▸ **What the task requires**
Pick out every line that holds the string "Total" and copy it.
--- Start ---
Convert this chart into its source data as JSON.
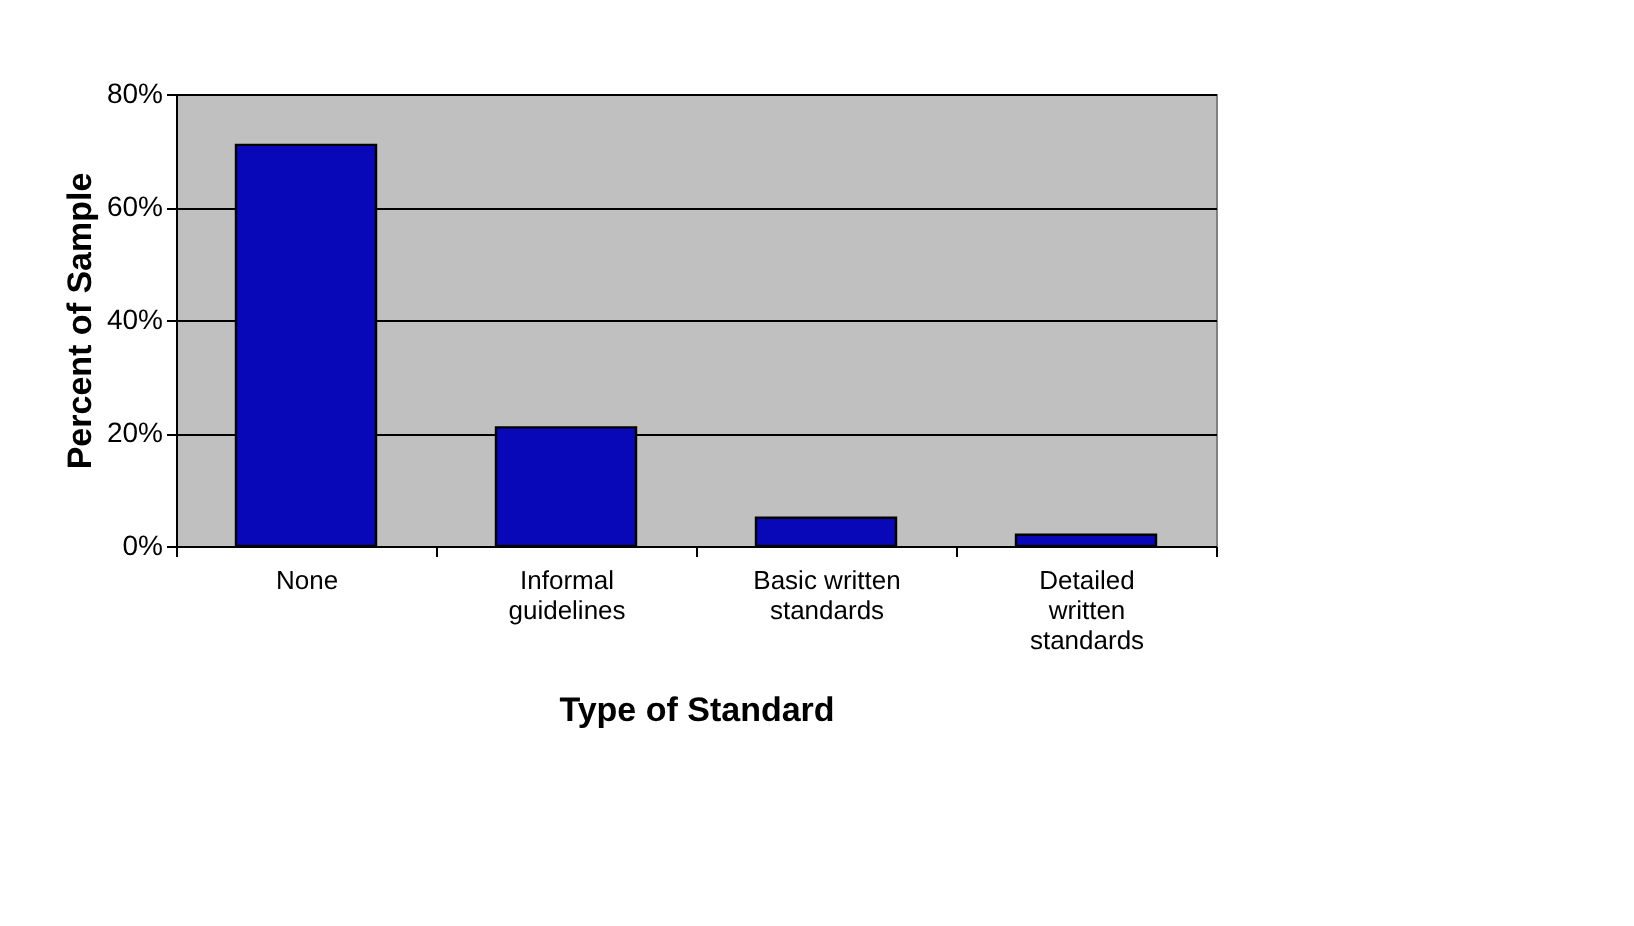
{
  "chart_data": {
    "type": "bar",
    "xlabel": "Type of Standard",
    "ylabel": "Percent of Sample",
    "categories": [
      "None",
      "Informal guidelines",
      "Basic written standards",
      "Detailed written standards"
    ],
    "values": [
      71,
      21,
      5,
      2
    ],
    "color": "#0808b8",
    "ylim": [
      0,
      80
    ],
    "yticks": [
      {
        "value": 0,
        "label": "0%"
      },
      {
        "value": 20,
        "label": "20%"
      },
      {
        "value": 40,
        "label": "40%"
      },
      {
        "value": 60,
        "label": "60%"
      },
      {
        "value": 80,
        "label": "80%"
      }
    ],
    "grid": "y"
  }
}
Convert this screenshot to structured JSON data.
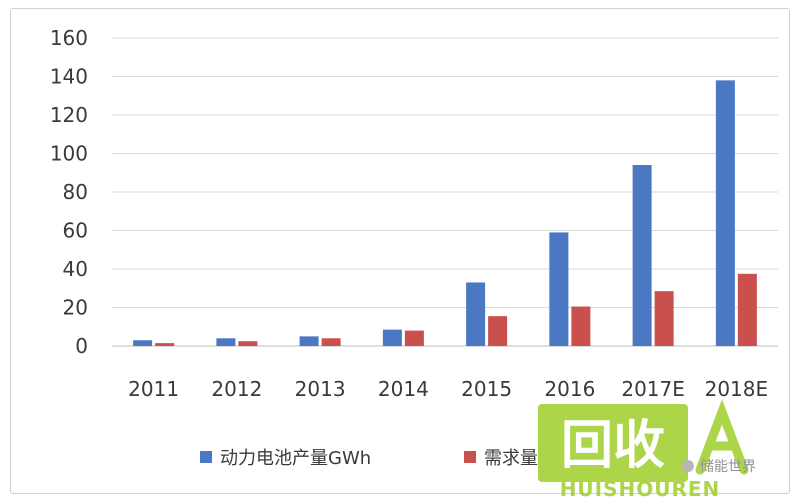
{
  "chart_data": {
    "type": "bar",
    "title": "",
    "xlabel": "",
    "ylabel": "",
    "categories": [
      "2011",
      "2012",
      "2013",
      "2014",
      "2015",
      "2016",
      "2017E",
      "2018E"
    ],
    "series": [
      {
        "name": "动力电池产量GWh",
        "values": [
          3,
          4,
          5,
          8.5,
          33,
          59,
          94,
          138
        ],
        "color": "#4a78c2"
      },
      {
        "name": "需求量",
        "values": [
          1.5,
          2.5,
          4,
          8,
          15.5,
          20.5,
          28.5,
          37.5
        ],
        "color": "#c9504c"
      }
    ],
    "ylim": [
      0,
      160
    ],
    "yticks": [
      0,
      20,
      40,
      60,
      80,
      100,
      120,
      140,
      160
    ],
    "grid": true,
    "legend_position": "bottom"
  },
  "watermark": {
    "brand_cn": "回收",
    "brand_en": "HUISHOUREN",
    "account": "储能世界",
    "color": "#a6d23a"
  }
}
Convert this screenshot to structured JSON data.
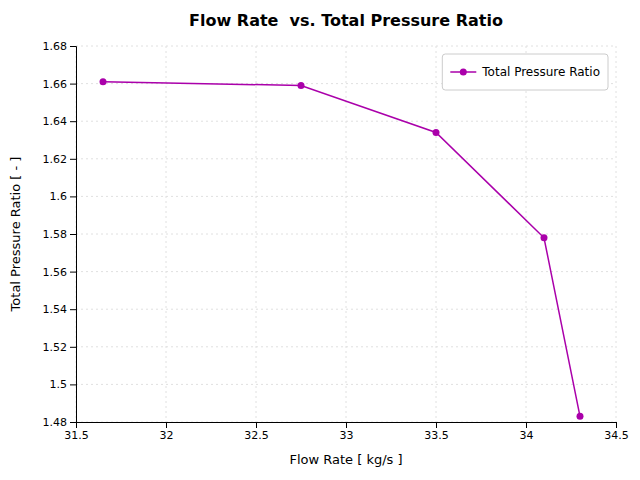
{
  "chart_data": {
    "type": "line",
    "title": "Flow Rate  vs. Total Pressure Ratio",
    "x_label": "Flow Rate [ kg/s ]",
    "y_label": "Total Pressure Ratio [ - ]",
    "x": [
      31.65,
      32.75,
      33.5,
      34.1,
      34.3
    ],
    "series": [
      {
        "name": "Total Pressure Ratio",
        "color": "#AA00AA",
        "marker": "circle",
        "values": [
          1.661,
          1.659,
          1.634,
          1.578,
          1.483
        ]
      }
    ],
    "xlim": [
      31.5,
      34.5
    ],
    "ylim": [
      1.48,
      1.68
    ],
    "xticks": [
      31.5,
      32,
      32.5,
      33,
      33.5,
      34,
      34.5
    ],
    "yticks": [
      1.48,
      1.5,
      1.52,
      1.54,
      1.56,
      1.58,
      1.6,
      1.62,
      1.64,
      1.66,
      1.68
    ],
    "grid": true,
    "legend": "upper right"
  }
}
--- End ---
▸ **Expected answer**
    "title": "Flow Rate  vs. Total Pressure Ratio",
    "y_label": "Total Pressure Ratio [ - ]",
        "name": "Total Pressure Ratio",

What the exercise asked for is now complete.